**TASK BRIEF:** All of the material should be reproduced exactly, with pictures left out.

**WORKING DATA:**
----
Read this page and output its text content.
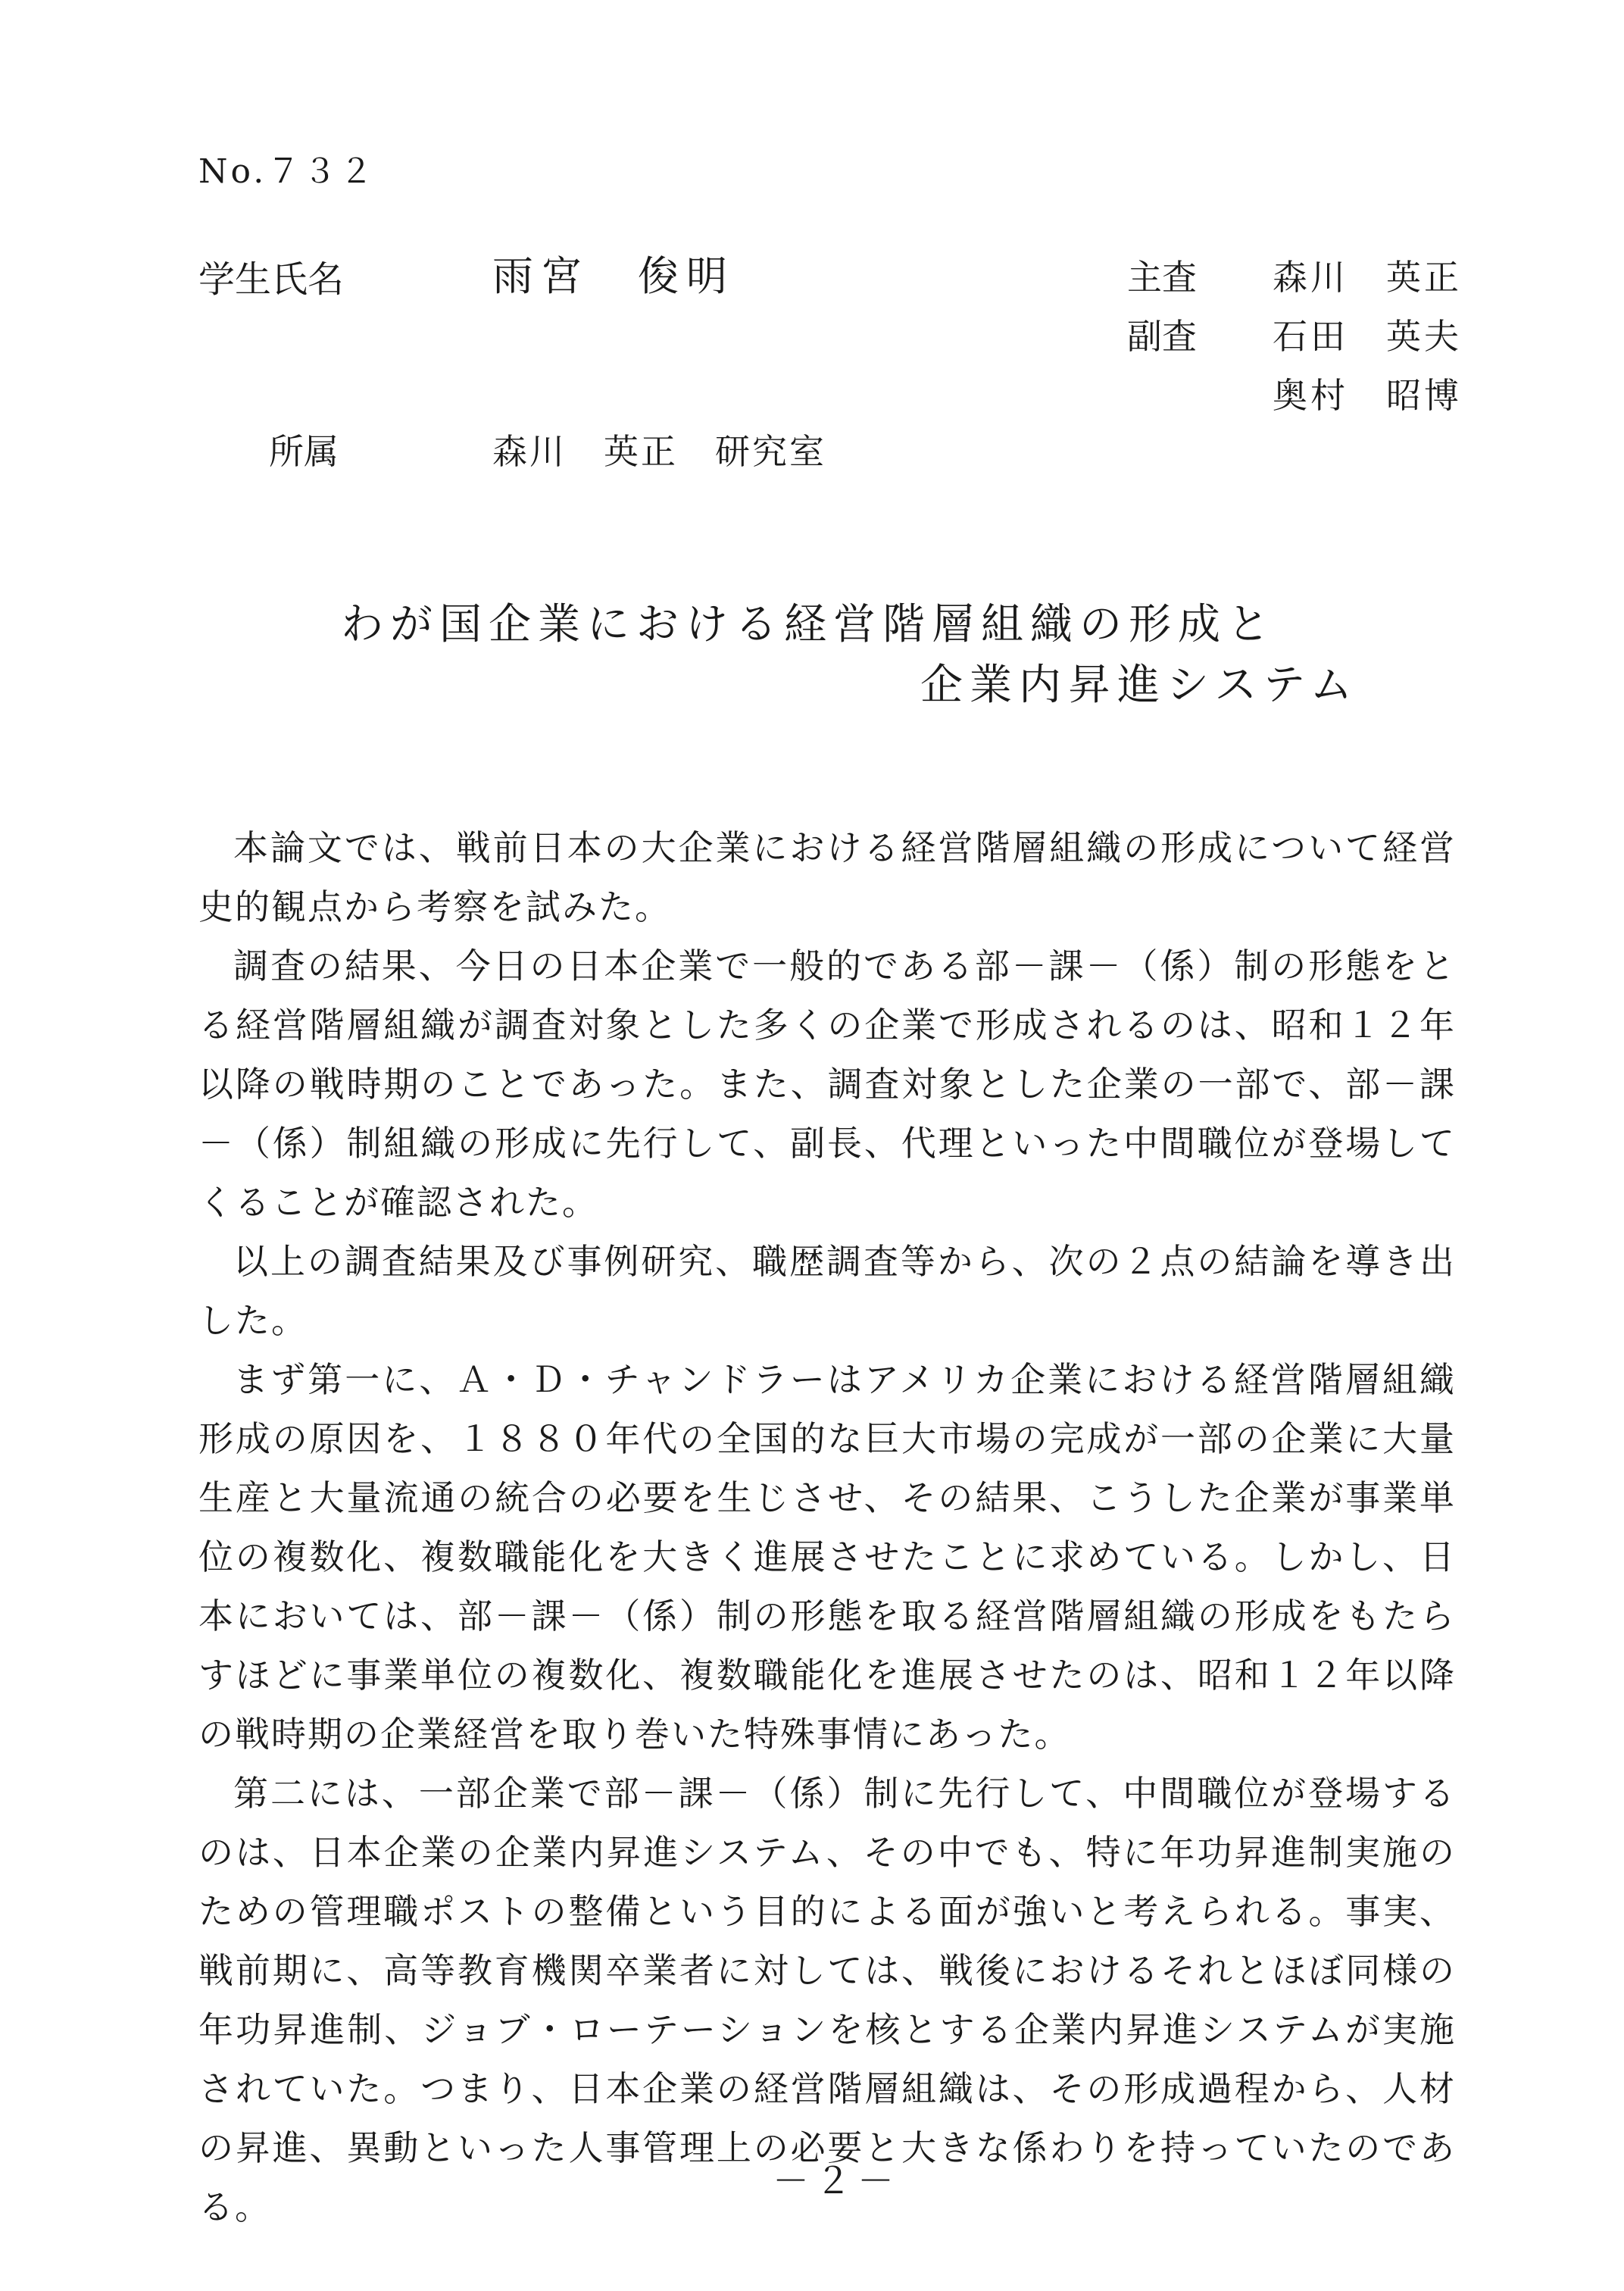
No.７３２
学生氏名	雨宮　俊明	主査 森川　英正
副査 石田　英夫
奥村　昭博
所属	森川　英正　研究室
わが国企業における経営階層組織の形成と
企業内昇進システム

本論文では、戦前日本の大企業における経営階層組織の形成について経営史的観点から考察を試みた。

調査の結果、今日の日本企業で一般的である部－課－（係）制の形態をとる経営階層組織が調査対象とした多くの企業で形成されるのは、昭和１２年以降の戦時期のことであった。また、調査対象とした企業の一部で、部－課－（係）制組織の形成に先行して、副長、代理といった中間職位が登場してくることが確認された。

以上の調査結果及び事例研究、職歴調査等から、次の２点の結論を導き出した。

まず第一に、Ａ・Ｄ・チャンドラーはアメリカ企業における経営階層組織形成の原因を、１８８０年代の全国的な巨大市場の完成が一部の企業に大量生産と大量流通の統合の必要を生じさせ、その結果、こうした企業が事業単位の複数化、複数職能化を大きく進展させたことに求めている。しかし、日本においては、部－課－（係）制の形態を取る経営階層組織の形成をもたらすほどに事業単位の複数化、複数職能化を進展させたのは、昭和１２年以降の戦時期の企業経営を取り巻いた特殊事情にあった。

第二には、一部企業で部－課－（係）制に先行して、中間職位が登場するのは、日本企業の企業内昇進システム、その中でも、特に年功昇進制実施のための管理職ポストの整備という目的による面が強いと考えられる。事実、戦前期に、高等教育機関卒業者に対しては、戦後におけるそれとほぼ同様の年功昇進制、ジョブ・ローテーションを核とする企業内昇進システムが実施されていた。つまり、日本企業の経営階層組織は、その形成過程から、人材の昇進、異動といった人事管理上の必要と大きな係わりを持っていたのである。

－２－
----
**REPLY:**
Read this page and output its text content.
No.７３２
学生氏名	雨宮　俊明	主査 森川　英正
副査 石田　英夫
奥村　昭博
所属	森川　英正　研究室
わが国企業における経営階層組織の形成と
企業内昇進システム

本論文では、戦前日本の大企業における経営階層組織の形成について経営史的観点から考察を試みた。

調査の結果、今日の日本企業で一般的である部－課－（係）制の形態をとる経営階層組織が調査対象とした多くの企業で形成されるのは、昭和１２年以降の戦時期のことであった。また、調査対象とした企業の一部で、部－課－（係）制組織の形成に先行して、副長、代理といった中間職位が登場してくることが確認された。

以上の調査結果及び事例研究、職歴調査等から、次の２点の結論を導き出した。

まず第一に、Ａ・Ｄ・チャンドラーはアメリカ企業における経営階層組織形成の原因を、１８８０年代の全国的な巨大市場の完成が一部の企業に大量生産と大量流通の統合の必要を生じさせ、その結果、こうした企業が事業単位の複数化、複数職能化を大きく進展させたことに求めている。しかし、日本においては、部－課－（係）制の形態を取る経営階層組織の形成をもたらすほどに事業単位の複数化、複数職能化を進展させたのは、昭和１２年以降の戦時期の企業経営を取り巻いた特殊事情にあった。

第二には、一部企業で部－課－（係）制に先行して、中間職位が登場するのは、日本企業の企業内昇進システム、その中でも、特に年功昇進制実施のための管理職ポストの整備という目的による面が強いと考えられる。事実、戦前期に、高等教育機関卒業者に対しては、戦後におけるそれとほぼ同様の年功昇進制、ジョブ・ローテーションを核とする企業内昇進システムが実施されていた。つまり、日本企業の経営階層組織は、その形成過程から、人材の昇進、異動といった人事管理上の必要と大きな係わりを持っていたのである。

－２－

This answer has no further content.